* _REQUIREMENTS_
Give only the number of lines in the data that contain the word "color".

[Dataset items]
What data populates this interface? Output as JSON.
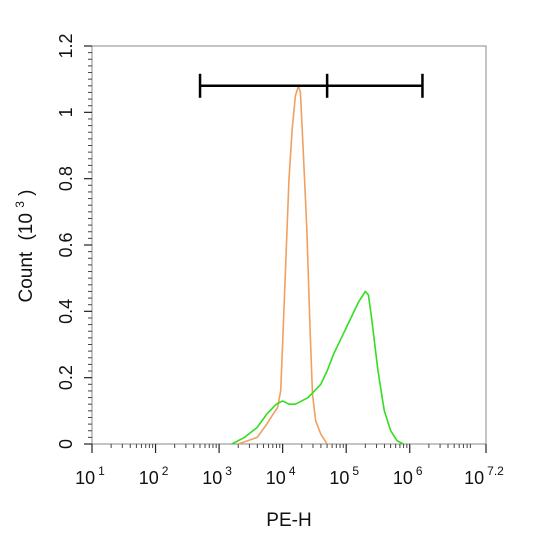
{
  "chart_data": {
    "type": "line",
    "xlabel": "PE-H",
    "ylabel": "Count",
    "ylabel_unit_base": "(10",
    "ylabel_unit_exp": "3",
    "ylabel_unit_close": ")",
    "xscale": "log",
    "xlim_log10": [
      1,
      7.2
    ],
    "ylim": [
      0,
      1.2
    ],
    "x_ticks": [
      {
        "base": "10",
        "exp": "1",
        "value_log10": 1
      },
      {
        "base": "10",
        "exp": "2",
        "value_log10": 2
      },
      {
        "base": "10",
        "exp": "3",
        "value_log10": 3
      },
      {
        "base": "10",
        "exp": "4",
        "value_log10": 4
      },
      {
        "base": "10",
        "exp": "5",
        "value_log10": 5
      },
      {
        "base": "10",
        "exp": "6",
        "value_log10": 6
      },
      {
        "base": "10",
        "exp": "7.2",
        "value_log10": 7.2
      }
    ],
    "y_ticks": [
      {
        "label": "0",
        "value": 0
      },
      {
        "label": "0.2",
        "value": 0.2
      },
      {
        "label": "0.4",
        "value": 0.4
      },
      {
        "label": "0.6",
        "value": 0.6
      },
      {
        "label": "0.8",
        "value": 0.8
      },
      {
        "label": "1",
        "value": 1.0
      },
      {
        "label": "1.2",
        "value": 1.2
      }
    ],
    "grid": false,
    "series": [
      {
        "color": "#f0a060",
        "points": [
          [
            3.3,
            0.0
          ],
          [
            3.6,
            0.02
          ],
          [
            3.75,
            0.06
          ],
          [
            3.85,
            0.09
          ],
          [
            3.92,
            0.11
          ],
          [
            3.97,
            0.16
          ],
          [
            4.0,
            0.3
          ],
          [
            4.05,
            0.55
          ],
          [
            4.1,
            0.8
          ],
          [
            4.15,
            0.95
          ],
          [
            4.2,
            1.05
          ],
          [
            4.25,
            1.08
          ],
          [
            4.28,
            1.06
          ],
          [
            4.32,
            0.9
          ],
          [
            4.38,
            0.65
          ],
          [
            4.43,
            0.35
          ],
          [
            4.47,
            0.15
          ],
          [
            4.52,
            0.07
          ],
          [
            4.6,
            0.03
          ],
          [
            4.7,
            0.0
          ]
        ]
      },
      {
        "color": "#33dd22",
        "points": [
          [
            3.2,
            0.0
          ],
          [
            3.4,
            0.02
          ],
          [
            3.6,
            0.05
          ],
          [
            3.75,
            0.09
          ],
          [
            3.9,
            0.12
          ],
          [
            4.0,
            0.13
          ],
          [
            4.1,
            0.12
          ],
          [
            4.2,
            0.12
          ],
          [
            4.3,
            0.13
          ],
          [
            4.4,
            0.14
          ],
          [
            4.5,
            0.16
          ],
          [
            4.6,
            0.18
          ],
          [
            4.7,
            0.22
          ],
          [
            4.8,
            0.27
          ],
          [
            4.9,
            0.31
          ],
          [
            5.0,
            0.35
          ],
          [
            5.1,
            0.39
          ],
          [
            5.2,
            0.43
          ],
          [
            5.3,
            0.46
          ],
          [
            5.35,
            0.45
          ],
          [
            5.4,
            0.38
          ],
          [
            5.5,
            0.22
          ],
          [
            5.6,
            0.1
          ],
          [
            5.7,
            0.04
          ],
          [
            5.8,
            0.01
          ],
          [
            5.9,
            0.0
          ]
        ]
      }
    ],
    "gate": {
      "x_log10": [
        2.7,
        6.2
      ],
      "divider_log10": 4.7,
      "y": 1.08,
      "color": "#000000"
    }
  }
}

* _EXERCISE ANSWER_
3